§ **RECORD LIST**
>>

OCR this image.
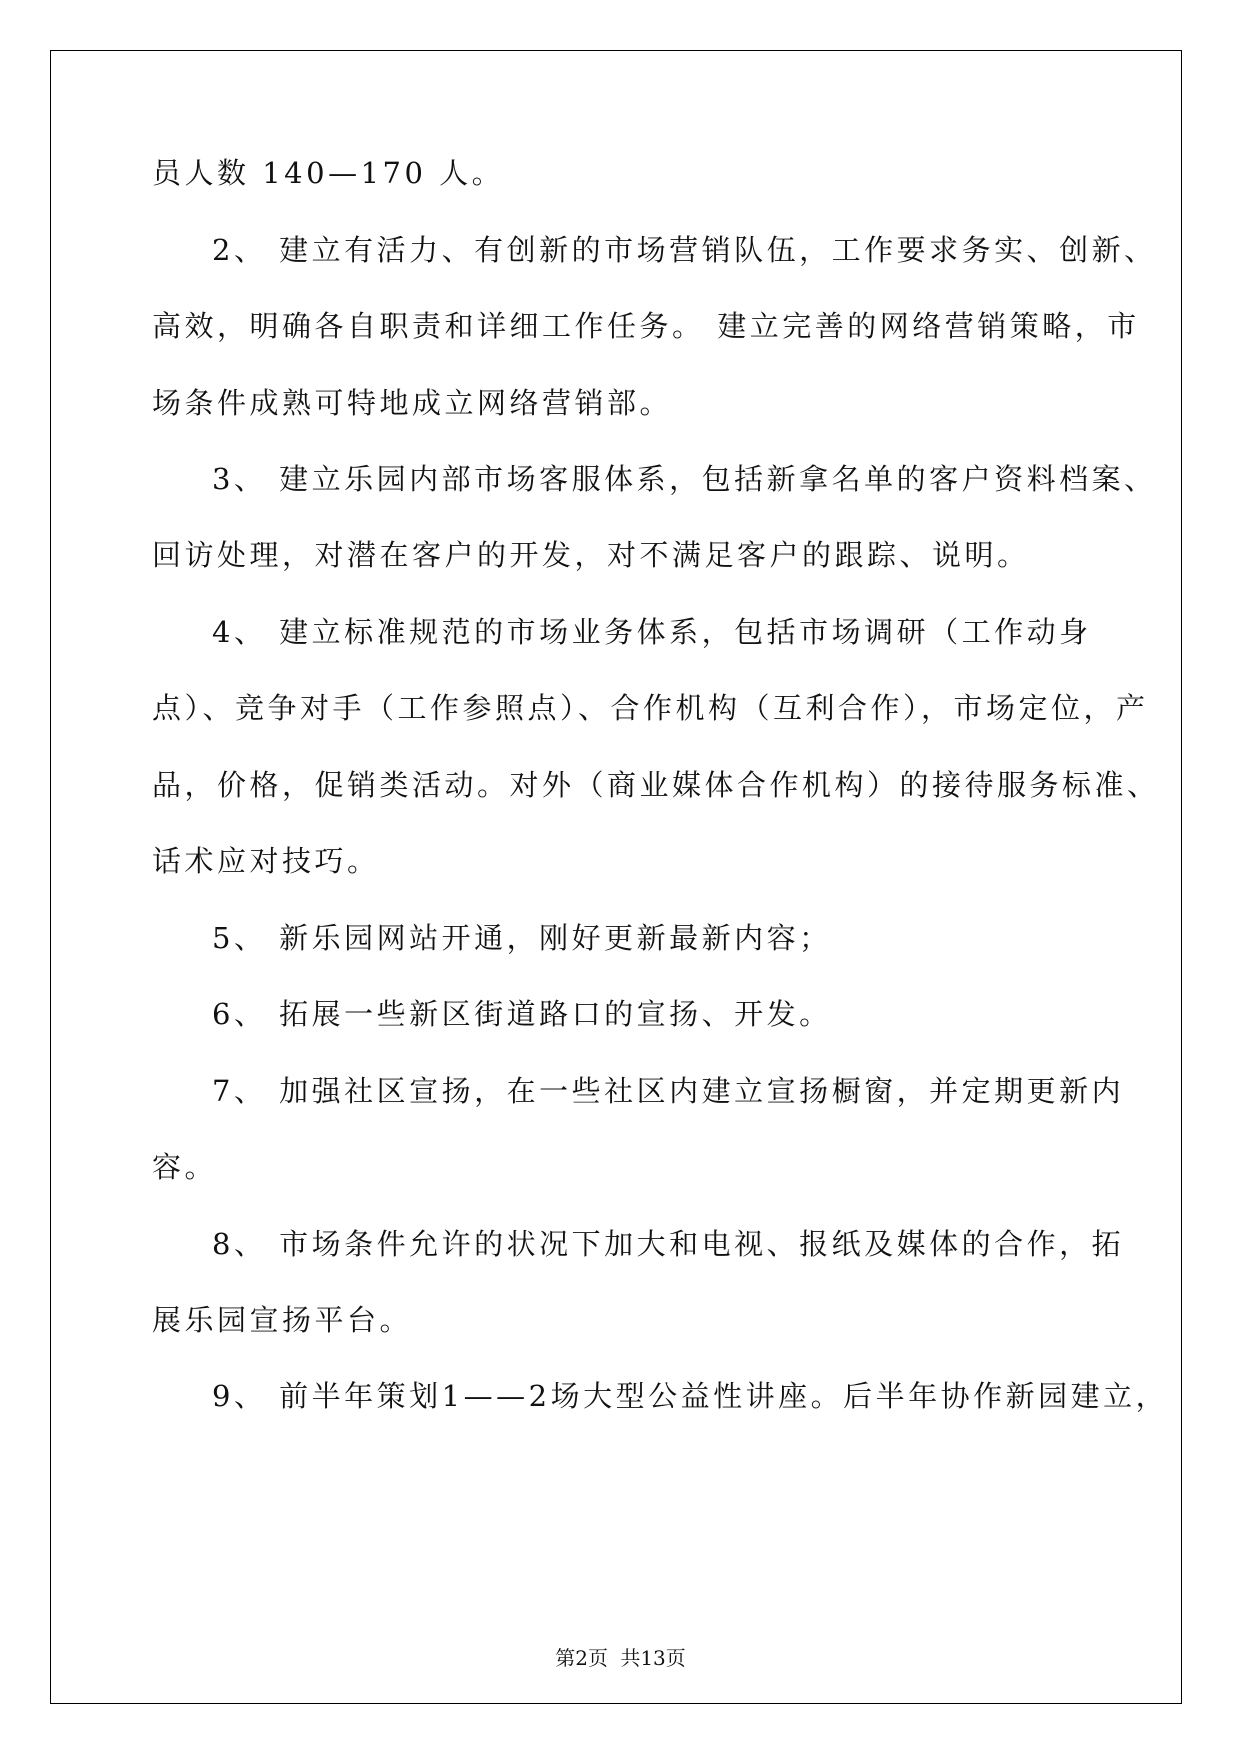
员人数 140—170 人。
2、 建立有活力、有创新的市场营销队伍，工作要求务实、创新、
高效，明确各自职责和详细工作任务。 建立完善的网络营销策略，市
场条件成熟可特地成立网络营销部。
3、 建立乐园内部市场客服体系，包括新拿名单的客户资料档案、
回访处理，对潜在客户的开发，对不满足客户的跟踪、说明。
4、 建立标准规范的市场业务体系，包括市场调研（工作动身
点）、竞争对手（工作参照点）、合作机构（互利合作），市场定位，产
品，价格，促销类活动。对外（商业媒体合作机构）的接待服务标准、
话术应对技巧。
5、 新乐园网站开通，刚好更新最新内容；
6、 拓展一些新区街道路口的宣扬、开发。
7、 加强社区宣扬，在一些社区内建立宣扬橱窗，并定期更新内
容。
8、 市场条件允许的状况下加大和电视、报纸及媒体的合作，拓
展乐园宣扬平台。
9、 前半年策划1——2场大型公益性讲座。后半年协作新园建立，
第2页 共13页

<<
>>

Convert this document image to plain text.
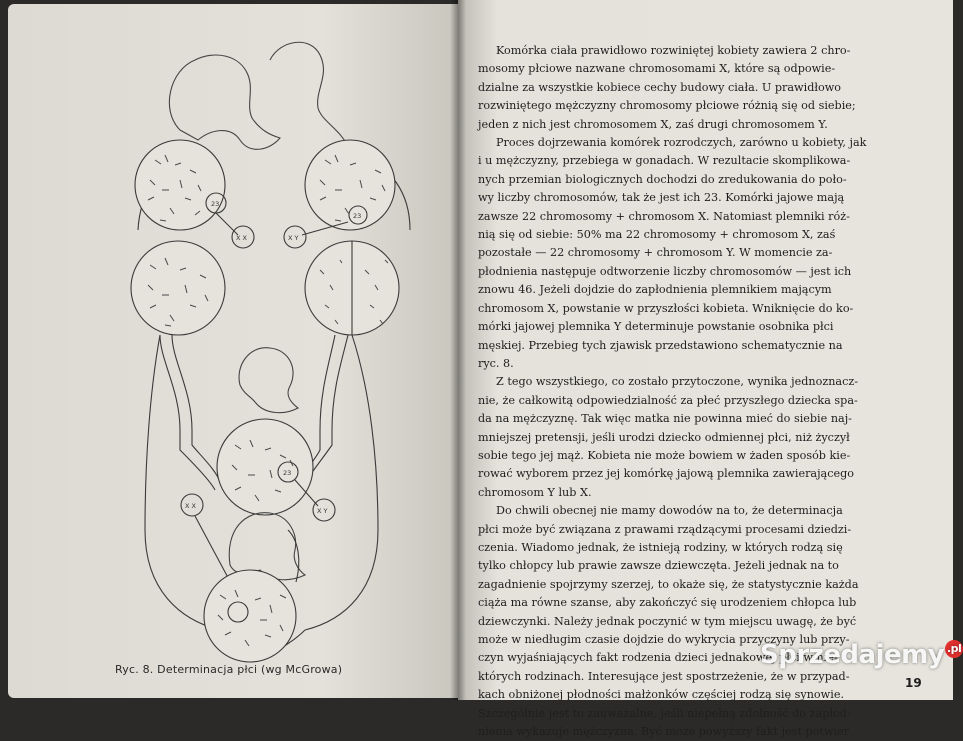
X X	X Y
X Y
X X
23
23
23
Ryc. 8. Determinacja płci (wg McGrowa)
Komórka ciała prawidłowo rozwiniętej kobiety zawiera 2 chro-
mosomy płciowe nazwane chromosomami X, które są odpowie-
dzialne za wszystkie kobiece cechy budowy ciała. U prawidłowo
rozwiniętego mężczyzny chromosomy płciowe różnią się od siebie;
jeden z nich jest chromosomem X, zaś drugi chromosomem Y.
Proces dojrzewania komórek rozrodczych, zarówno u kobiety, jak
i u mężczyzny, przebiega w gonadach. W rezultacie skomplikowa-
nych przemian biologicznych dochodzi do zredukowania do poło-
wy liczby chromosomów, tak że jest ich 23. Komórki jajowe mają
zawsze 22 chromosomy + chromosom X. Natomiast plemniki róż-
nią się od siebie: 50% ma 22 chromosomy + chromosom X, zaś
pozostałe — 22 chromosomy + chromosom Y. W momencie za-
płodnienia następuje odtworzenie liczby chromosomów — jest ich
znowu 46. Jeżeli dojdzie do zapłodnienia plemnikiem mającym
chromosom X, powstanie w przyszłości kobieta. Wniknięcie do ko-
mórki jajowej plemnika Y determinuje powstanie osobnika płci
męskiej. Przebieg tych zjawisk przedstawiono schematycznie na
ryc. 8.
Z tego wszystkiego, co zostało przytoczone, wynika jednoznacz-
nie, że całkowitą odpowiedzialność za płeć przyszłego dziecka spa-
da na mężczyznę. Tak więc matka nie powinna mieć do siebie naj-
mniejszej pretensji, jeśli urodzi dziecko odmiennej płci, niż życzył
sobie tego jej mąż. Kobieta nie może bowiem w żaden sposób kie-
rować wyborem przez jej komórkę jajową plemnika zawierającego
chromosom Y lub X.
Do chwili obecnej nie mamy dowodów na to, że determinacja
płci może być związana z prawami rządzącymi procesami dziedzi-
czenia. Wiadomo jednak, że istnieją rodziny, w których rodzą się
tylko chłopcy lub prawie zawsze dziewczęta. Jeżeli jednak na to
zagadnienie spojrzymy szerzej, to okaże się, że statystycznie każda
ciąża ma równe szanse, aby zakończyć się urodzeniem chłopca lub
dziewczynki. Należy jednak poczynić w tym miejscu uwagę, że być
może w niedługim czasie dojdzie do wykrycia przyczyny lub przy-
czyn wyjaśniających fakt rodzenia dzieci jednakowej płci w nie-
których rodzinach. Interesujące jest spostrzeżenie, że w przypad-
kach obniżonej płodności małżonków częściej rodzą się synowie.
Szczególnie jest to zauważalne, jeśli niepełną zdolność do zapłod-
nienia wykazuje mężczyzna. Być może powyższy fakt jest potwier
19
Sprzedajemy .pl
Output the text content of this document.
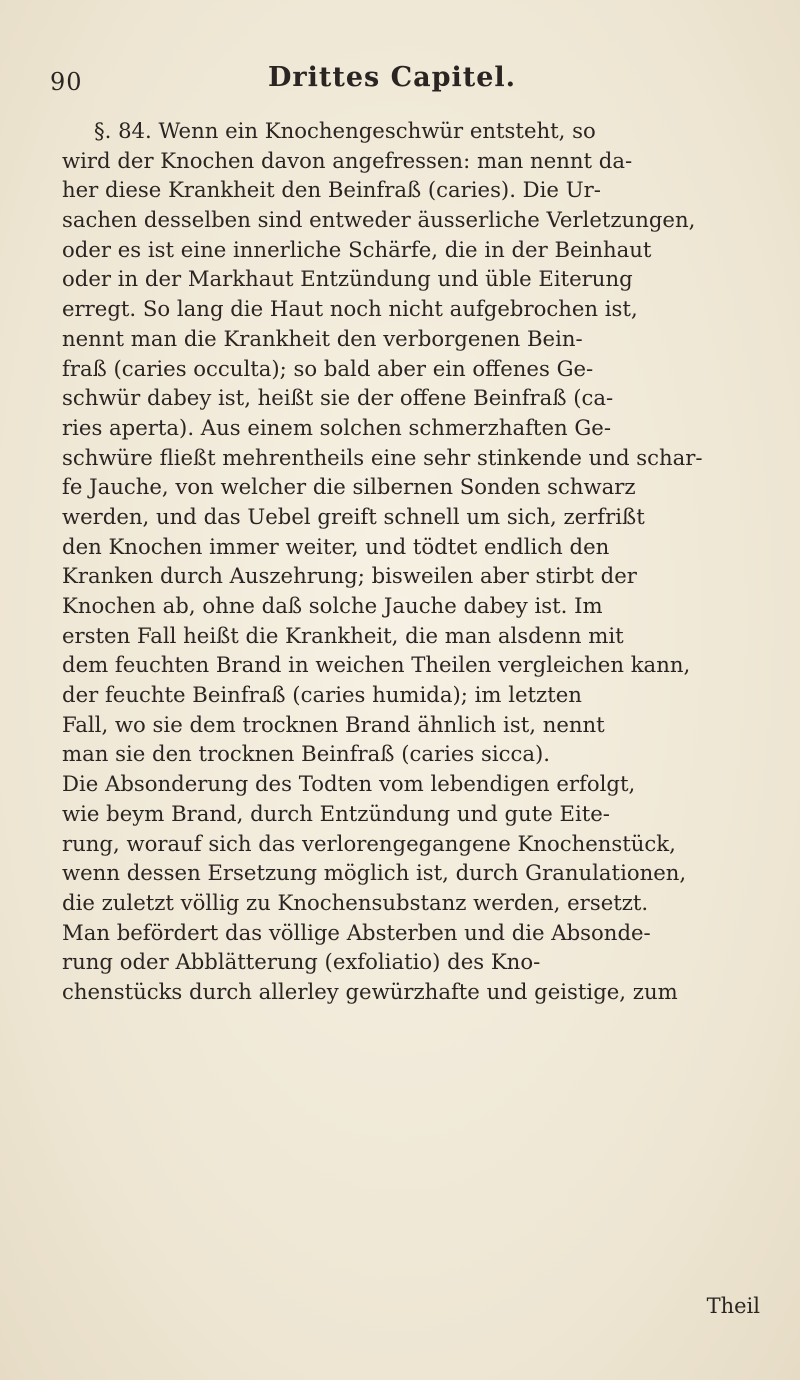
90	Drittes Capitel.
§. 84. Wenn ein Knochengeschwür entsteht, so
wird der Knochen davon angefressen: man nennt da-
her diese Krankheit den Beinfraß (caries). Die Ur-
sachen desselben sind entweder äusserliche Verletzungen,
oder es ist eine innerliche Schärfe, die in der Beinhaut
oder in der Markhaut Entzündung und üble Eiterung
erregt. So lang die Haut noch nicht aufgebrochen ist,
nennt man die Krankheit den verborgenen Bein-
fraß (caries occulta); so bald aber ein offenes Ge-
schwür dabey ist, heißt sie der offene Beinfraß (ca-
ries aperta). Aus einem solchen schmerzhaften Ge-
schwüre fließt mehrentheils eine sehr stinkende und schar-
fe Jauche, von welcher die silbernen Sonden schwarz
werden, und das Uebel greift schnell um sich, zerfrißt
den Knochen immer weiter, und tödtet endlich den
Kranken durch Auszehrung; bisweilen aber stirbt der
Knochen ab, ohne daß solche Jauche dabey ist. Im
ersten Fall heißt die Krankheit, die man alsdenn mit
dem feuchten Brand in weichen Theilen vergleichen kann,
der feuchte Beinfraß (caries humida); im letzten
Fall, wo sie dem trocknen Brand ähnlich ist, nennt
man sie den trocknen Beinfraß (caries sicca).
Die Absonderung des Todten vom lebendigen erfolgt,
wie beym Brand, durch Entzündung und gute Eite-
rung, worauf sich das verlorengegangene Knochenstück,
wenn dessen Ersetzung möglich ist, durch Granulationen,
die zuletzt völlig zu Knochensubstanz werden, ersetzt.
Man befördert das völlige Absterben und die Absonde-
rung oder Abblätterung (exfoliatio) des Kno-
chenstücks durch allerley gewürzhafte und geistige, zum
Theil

<<
>>

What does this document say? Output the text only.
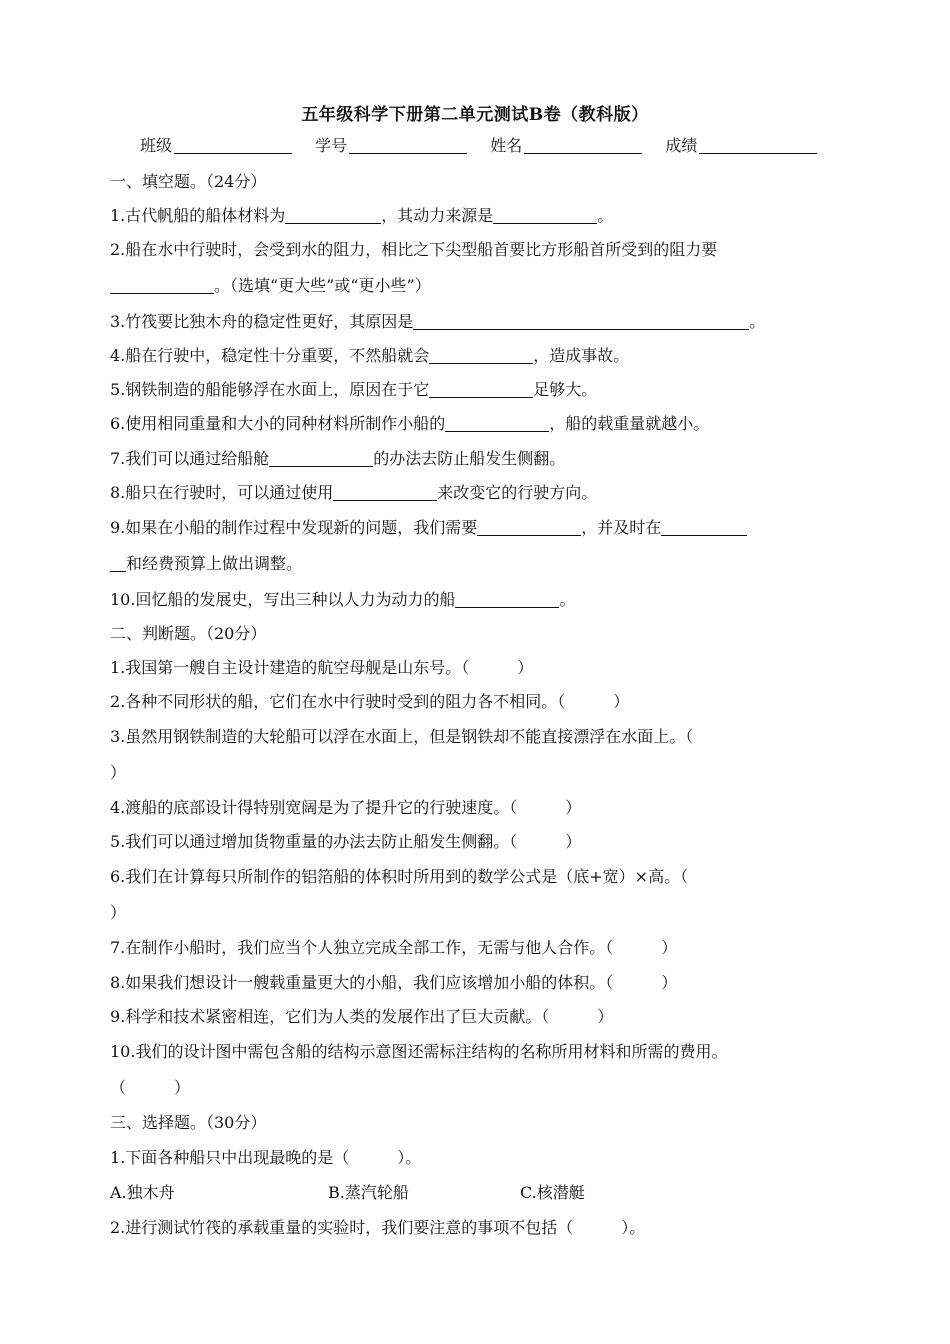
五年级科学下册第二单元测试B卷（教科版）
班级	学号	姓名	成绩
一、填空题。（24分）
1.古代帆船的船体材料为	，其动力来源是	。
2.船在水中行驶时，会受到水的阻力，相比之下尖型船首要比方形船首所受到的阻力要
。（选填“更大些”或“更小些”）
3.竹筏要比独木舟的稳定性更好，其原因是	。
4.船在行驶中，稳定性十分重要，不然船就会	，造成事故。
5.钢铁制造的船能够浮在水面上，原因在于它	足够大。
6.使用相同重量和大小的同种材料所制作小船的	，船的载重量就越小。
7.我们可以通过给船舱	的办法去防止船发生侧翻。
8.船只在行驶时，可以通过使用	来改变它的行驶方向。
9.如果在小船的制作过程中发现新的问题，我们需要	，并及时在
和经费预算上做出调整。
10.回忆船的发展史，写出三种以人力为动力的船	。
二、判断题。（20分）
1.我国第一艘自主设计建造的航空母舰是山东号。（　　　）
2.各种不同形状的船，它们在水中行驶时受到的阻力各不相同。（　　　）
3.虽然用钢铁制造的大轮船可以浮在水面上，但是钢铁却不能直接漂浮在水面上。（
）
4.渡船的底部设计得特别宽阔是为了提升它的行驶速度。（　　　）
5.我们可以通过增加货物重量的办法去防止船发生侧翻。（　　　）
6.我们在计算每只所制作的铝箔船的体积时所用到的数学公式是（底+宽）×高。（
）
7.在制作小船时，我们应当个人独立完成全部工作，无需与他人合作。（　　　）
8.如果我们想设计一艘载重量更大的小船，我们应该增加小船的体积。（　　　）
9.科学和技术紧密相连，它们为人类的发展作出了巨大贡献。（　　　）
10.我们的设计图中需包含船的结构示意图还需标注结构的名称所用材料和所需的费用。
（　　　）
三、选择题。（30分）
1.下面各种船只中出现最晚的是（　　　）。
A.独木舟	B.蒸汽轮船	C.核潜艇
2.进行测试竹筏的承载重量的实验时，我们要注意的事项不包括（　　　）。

<<

§ **GIVEN TASK**
Read the entries and select each line where the word "werden" is found.

§ **FINAL RESULT**
werden, und das Uebel greift schnell um sich, zerfrißt
die zuletzt völlig zu Knochensubstanz werden, ersetzt.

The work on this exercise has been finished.